• **Short exercise**:
What lines of the data hold the string "寂寥无人"? Pull each one out.

═══ Data rows

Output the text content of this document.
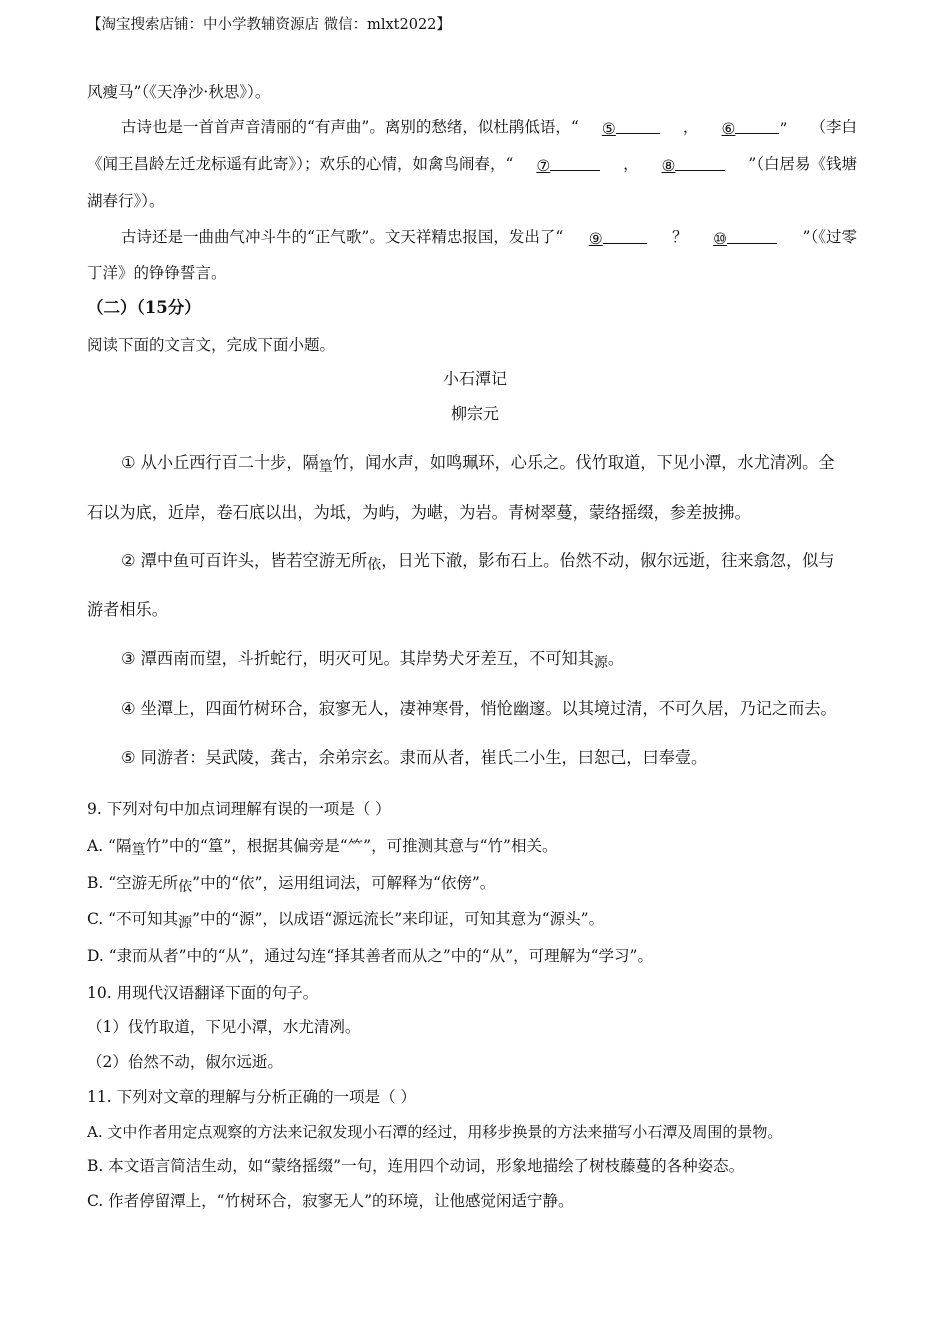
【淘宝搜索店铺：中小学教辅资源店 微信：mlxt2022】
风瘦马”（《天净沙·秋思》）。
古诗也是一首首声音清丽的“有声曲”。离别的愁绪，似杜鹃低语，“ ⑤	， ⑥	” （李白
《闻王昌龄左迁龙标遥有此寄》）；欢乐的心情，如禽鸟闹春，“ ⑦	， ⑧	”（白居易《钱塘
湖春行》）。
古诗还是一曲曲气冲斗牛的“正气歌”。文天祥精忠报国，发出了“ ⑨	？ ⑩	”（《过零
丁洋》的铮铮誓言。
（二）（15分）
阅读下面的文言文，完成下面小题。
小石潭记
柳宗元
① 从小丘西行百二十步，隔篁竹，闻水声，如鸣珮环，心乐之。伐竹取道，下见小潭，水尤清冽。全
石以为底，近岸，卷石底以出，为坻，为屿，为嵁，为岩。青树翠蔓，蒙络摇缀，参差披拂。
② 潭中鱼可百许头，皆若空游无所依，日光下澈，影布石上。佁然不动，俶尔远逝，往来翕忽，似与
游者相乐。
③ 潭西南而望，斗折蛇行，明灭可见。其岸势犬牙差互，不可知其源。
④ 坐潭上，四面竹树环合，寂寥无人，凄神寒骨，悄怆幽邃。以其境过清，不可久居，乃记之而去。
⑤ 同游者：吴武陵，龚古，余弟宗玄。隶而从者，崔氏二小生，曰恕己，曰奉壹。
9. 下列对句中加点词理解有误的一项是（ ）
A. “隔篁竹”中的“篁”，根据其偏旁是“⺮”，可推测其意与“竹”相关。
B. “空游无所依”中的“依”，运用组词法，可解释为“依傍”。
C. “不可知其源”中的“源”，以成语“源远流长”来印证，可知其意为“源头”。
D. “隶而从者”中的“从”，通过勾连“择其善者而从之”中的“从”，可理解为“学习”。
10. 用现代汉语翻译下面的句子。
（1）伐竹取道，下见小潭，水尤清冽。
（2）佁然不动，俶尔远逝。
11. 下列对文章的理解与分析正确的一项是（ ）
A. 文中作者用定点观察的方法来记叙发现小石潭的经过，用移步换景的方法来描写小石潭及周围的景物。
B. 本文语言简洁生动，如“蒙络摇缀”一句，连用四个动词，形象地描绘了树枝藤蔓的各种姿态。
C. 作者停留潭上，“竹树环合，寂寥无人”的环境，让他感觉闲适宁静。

══════
═══ Data rows

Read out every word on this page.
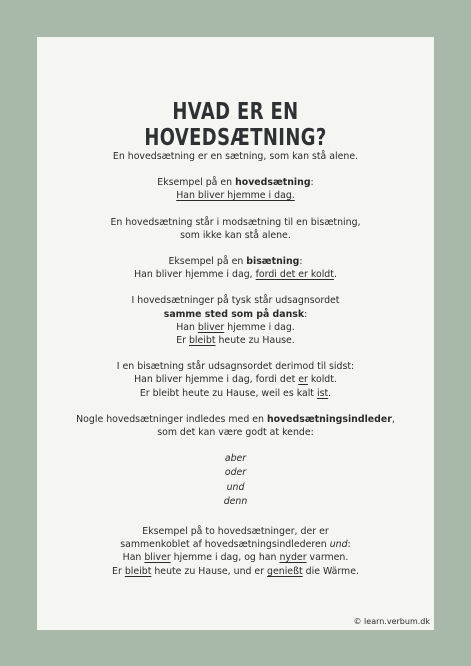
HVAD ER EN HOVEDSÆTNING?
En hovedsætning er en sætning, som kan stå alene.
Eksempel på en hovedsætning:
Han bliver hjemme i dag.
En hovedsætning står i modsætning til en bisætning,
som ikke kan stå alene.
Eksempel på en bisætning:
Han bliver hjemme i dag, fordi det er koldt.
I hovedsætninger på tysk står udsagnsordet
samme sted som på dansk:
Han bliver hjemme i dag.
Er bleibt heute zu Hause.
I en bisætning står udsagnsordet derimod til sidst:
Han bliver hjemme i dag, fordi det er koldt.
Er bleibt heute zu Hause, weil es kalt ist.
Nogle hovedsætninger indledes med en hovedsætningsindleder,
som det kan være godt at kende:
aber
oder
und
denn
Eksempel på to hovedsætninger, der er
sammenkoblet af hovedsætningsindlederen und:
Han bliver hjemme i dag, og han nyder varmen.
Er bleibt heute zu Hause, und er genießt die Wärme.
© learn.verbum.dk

══════

• **Reply**:
④ 坐潭上，四面竹树环合，寂寥无人，凄神寒骨，悄怆幽邃。以其境过清，不可久居，乃记之而去。
C. 作者停留潭上，“竹树环合，寂寥无人”的环境，让他感觉闲适宁静。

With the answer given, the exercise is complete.